---------- Input data

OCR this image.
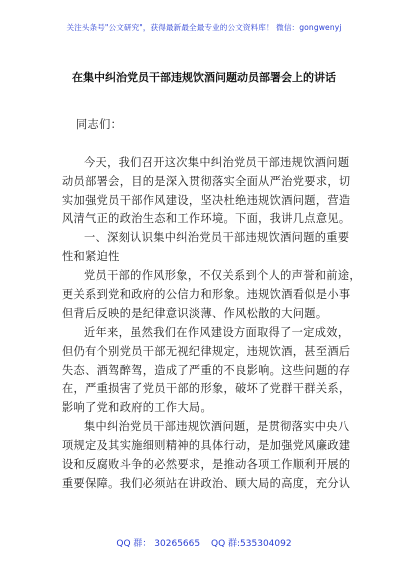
关注头条号"公文研究"，获得最新最全最专业的公文资料库！ 微信：gongwenyj
在集中纠治党员干部违规饮酒问题动员部署会上的讲话
同志们：
今天，我们召开这次集中纠治党员干部违规饮酒问题
动员部署会，目的是深入贯彻落实全面从严治党要求，切
实加强党员干部作风建设，坚决杜绝违规饮酒问题，营造
风清气正的政治生态和工作环境。下面，我讲几点意见。
一、深刻认识集中纠治党员干部违规饮酒问题的重要
性和紧迫性
党员干部的作风形象，不仅关系到个人的声誉和前途，
更关系到党和政府的公信力和形象。违规饮酒看似是小事
但背后反映的是纪律意识淡薄、作风松散的大问题。
近年来，虽然我们在作风建设方面取得了一定成效，
但仍有个别党员干部无视纪律规定，违规饮酒，甚至酒后
失态、酒驾醉驾，造成了严重的不良影响。这些问题的存
在，严重损害了党员干部的形象，破坏了党群干群关系，
影响了党和政府的工作大局。
集中纠治党员干部违规饮酒问题，是贯彻落实中央八
项规定及其实施细则精神的具体行动，是加强党风廉政建
设和反腐败斗争的必然要求，是推动各项工作顺利开展的
重要保障。我们必须站在讲政治、顾大局的高度，充分认
QQ 群： 30265665 QQ 群:535304092
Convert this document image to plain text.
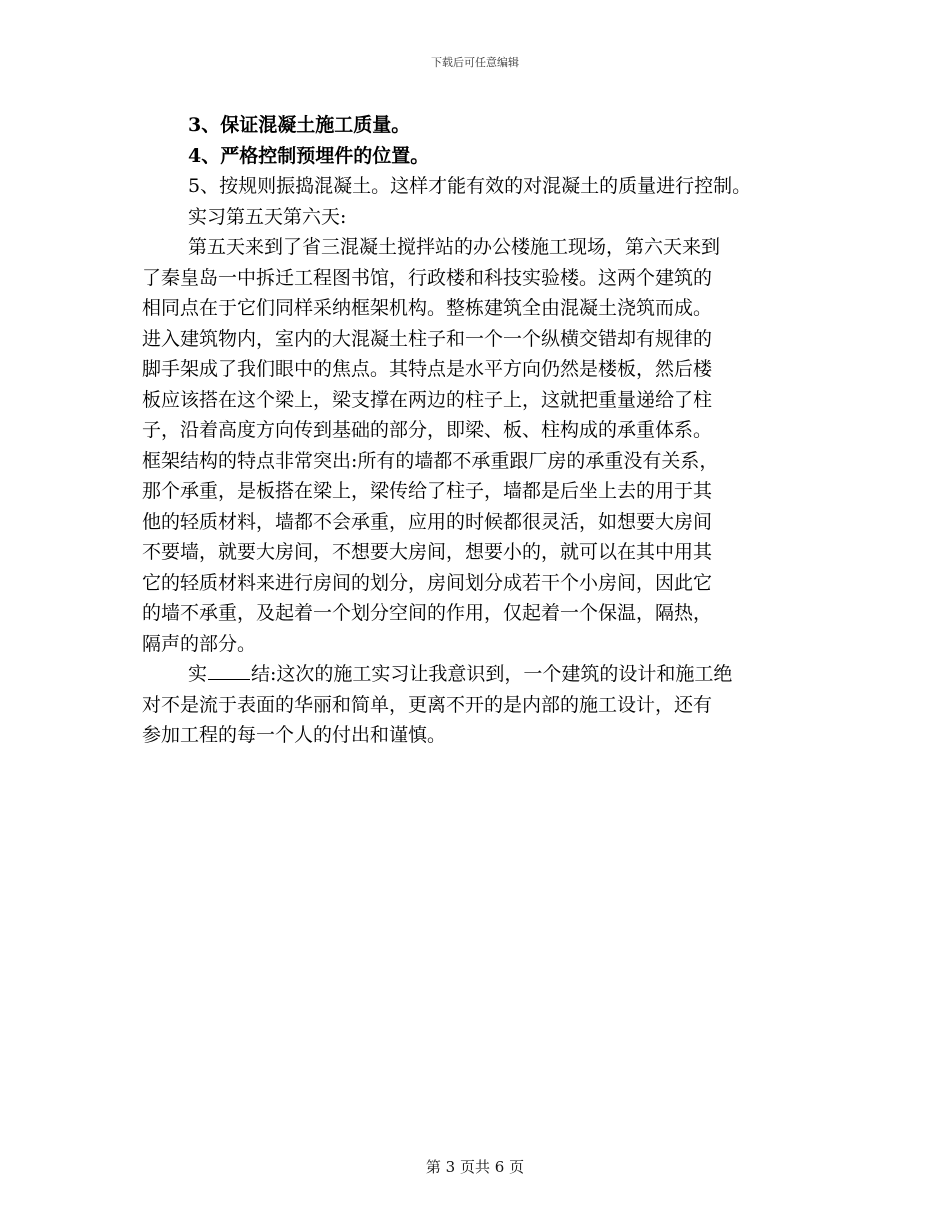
下载后可任意编辑
3、保证混凝土施工质量。
4、严格控制预埋件的位置。
5、按规则振捣混凝土。这样才能有效的对混凝土的质量进行控制。
实习第五天第六天:
第五天来到了省三混凝土搅拌站的办公楼施工现场，第六天来到
了秦皇岛一中拆迁工程图书馆，行政楼和科技实验楼。这两个建筑的
相同点在于它们同样采纳框架机构。整栋建筑全由混凝土浇筑而成。
进入建筑物内，室内的大混凝土柱子和一个一个纵横交错却有规律的
脚手架成了我们眼中的焦点。其特点是水平方向仍然是楼板，然后楼
板应该搭在这个梁上，梁支撑在两边的柱子上，这就把重量递给了柱
子，沿着高度方向传到基础的部分，即梁、板、柱构成的承重体系。
框架结构的特点非常突出:所有的墙都不承重跟厂房的承重没有关系，
那个承重，是板搭在梁上，梁传给了柱子，墙都是后坐上去的用于其
他的轻质材料，墙都不会承重，应用的时候都很灵活，如想要大房间
不要墙，就要大房间，不想要大房间，想要小的，就可以在其中用其
它的轻质材料来进行房间的划分，房间划分成若干个小房间，因此它
的墙不承重，及起着一个划分空间的作用，仅起着一个保温，隔热，
隔声的部分。
实 结:这次的施工实习让我意识到，一个建筑的设计和施工绝
对不是流于表面的华丽和简单，更离不开的是内部的施工设计，还有
参加工程的每一个人的付出和谨慎。
第 3 页共 6 页
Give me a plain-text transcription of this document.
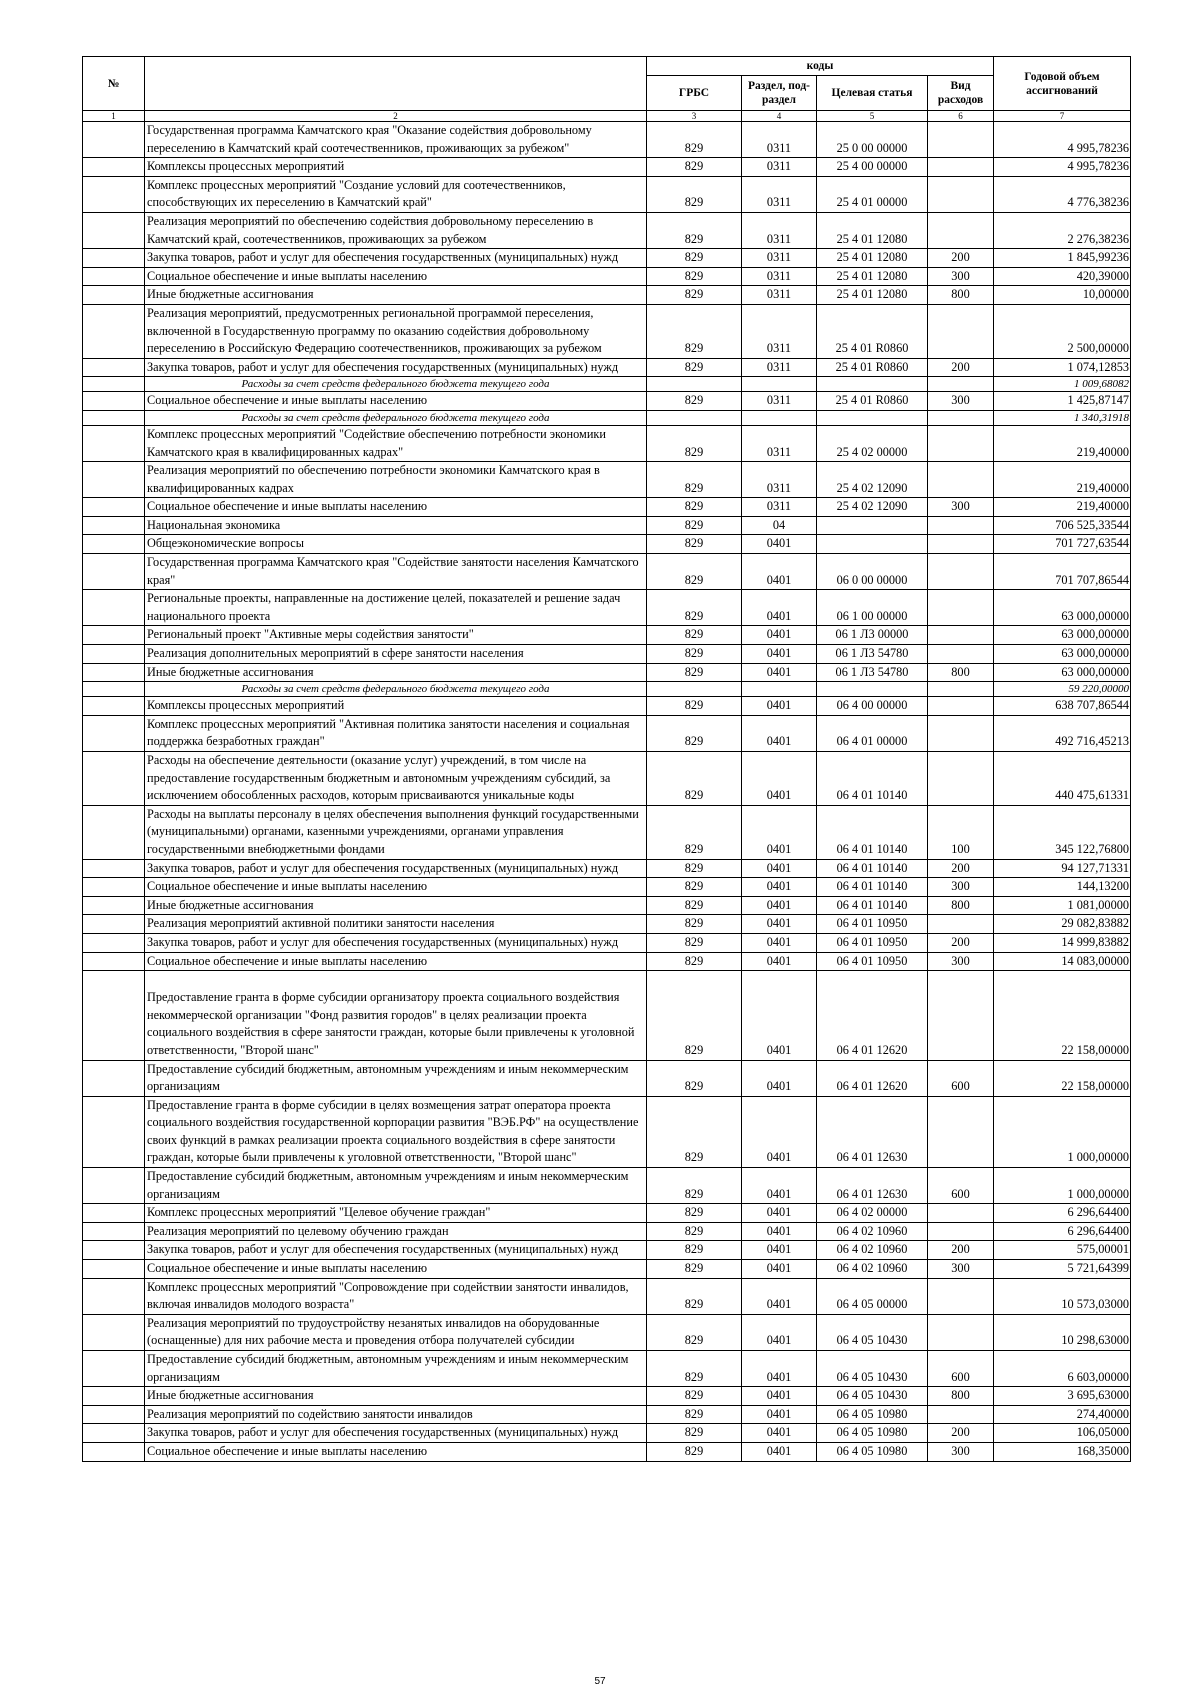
№		коды				Годовой объем ассигнований
		ГРБС	Раздел, под- раздел	Целевая статья	Вид расходов	
1	2	3	4	5	6	7
	Государственная программа Камчатского края "Оказание содействия добровольному переселению в Камчатский край соотечественников, проживающих за рубежом"	829	0311	25 0 00 00000		4 995,78236
	Комплексы процессных мероприятий	829	0311	25 4 00 00000		4 995,78236
	Комплекс процессных мероприятий "Создание условий для соотечественников, способствующих их переселению в Камчатский край"	829	0311	25 4 01 00000		4 776,38236
	Реализация мероприятий по обеспечению содействия добровольному переселению в Камчатский край, соотечественников, проживающих за рубежом	829	0311	25 4 01 12080		2 276,38236
	Закупка товаров, работ и услуг для обеспечения государственных (муниципальных) нужд	829	0311	25 4 01 12080	200	1 845,99236
	Социальное обеспечение и иные выплаты населению	829	0311	25 4 01 12080	300	420,39000
	Иные бюджетные ассигнования	829	0311	25 4 01 12080	800	10,00000
	Реализация мероприятий, предусмотренных региональной программой переселения, включенной в Государственную программу по оказанию содействия добровольному переселению в Российскую Федерацию соотечественников, проживающих за рубежом	829	0311	25 4 01 R0860		2 500,00000
	Закупка товаров, работ и услуг для обеспечения государственных (муниципальных) нужд	829	0311	25 4 01 R0860	200	1 074,12853
	Расходы за счет средств федерального бюджета текущего года					1 009,68082
	Социальное обеспечение и иные выплаты населению	829	0311	25 4 01 R0860	300	1 425,87147
	Расходы за счет средств федерального бюджета текущего года					1 340,31918
	Комплекс процессных мероприятий "Содействие обеспечению потребности экономики Камчатского края в квалифицированных кадрах"	829	0311	25 4 02 00000		219,40000
	Реализация мероприятий по обеспечению потребности экономики Камчатского края в квалифицированных кадрах	829	0311	25 4 02 12090		219,40000
	Социальное обеспечение и иные выплаты населению	829	0311	25 4 02 12090	300	219,40000
	Национальная экономика	829	04			706 525,33544
	Общеэкономические вопросы	829	0401			701 727,63544
	Государственная программа Камчатского края "Содействие занятости населения Камчатского края"	829	0401	06 0 00 00000		701 707,86544
	Региональные проекты, направленные на достижение целей, показателей и решение задач национального проекта	829	0401	06 1 00 00000		63 000,00000
	Региональный проект "Активные меры содействия занятости"	829	0401	06 1 Л3 00000		63 000,00000
	Реализация дополнительных мероприятий в сфере занятости населения	829	0401	06 1 Л3 54780		63 000,00000
	Иные бюджетные ассигнования	829	0401	06 1 Л3 54780	800	63 000,00000
	Расходы за счет средств федерального бюджета текущего года					59 220,00000
	Комплексы процессных мероприятий	829	0401	06 4 00 00000		638 707,86544
	Комплекс процессных мероприятий "Активная политика занятости населения и социальная поддержка безработных граждан"	829	0401	06 4 01 00000		492 716,45213
	Расходы на обеспечение деятельности (оказание услуг) учреждений, в том числе на предоставление государственным бюджетным и автономным учреждениям субсидий, за исключением обособленных расходов, которым присваиваются уникальные коды	829	0401	06 4 01 10140		440 475,61331
	Расходы на выплаты персоналу в целях обеспечения выполнения функций государственными (муниципальными) органами, казенными учреждениями, органами управления государственными внебюджетными фондами	829	0401	06 4 01 10140	100	345 122,76800
	Закупка товаров, работ и услуг для обеспечения государственных (муниципальных) нужд	829	0401	06 4 01 10140	200	94 127,71331
	Социальное обеспечение и иные выплаты населению	829	0401	06 4 01 10140	300	144,13200
	Иные бюджетные ассигнования	829	0401	06 4 01 10140	800	1 081,00000
	Реализация мероприятий активной политики занятости населения	829	0401	06 4 01 10950		29 082,83882
	Закупка товаров, работ и услуг для обеспечения государственных (муниципальных) нужд	829	0401	06 4 01 10950	200	14 999,83882
	Социальное обеспечение и иные выплаты населению	829	0401	06 4 01 10950	300	14 083,00000
	Предоставление гранта в форме субсидии организатору проекта социального воздействия некоммерческой организации "Фонд развития городов" в целях реализации проекта социального воздействия в сфере занятости граждан, которые были привлечены к уголовной ответственности, "Второй шанс"	829	0401	06 4 01 12620		22 158,00000
	Предоставление субсидий бюджетным, автономным учреждениям и иным некоммерческим организациям	829	0401	06 4 01 12620	600	22 158,00000
	Предоставление гранта в форме субсидии в целях возмещения затрат оператора проекта социального воздействия государственной корпорации развития "ВЭБ.РФ" на осуществление своих функций в рамках реализации проекта социального воздействия в сфере занятости граждан, которые были привлечены к уголовной ответственности, "Второй шанс"	829	0401	06 4 01 12630		1 000,00000
	Предоставление субсидий бюджетным, автономным учреждениям и иным некоммерческим организациям	829	0401	06 4 01 12630	600	1 000,00000
	Комплекс процессных мероприятий "Целевое обучение граждан"	829	0401	06 4 02 00000		6 296,64400
	Реализация мероприятий по целевому обучению граждан	829	0401	06 4 02 10960		6 296,64400
	Закупка товаров, работ и услуг для обеспечения государственных (муниципальных) нужд	829	0401	06 4 02 10960	200	575,00001
	Социальное обеспечение и иные выплаты населению	829	0401	06 4 02 10960	300	5 721,64399
	Комплекс процессных мероприятий "Сопровождение при содействии занятости инвалидов, включая инвалидов молодого возраста"	829	0401	06 4 05 00000		10 573,03000
	Реализация мероприятий по трудоустройству незанятых инвалидов на оборудованные (оснащенные) для них рабочие места и проведения отбора получателей субсидии	829	0401	06 4 05 10430		10 298,63000
	Предоставление субсидий бюджетным, автономным учреждениям и иным некоммерческим организациям	829	0401	06 4 05 10430	600	6 603,00000
	Иные бюджетные ассигнования	829	0401	06 4 05 10430	800	3 695,63000
	Реализация мероприятий по содействию занятости инвалидов	829	0401	06 4 05 10980		274,40000
	Закупка товаров, работ и услуг для обеспечения государственных (муниципальных) нужд	829	0401	06 4 05 10980	200	106,05000
	Социальное обеспечение и иные выплаты населению	829	0401	06 4 05 10980	300	168,35000
57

--------------------

Find the lines containing "социального" and pull them out.

> [Answer to the problem]:
	Предоставление гранта в форме субсидии организатору проекта социального воздействия некоммерческой организации "Фонд развития городов" в целях реализации проекта социального воздействия в сфере занятости граждан, которые были привлечены к уголовной ответственности, "Второй шанс"	829	0401	06 4 01 12620		22 158,00000
	Предоставление гранта в форме субсидии в целях возмещения затрат оператора проекта социального воздействия государственной корпорации развития "ВЭБ.РФ" на осуществление своих функций в рамках реализации проекта социального воздействия в сфере занятости граждан, которые были привлечены к уголовной ответственности, "Второй шанс"	829	0401	06 4 01 12630		1 000,00000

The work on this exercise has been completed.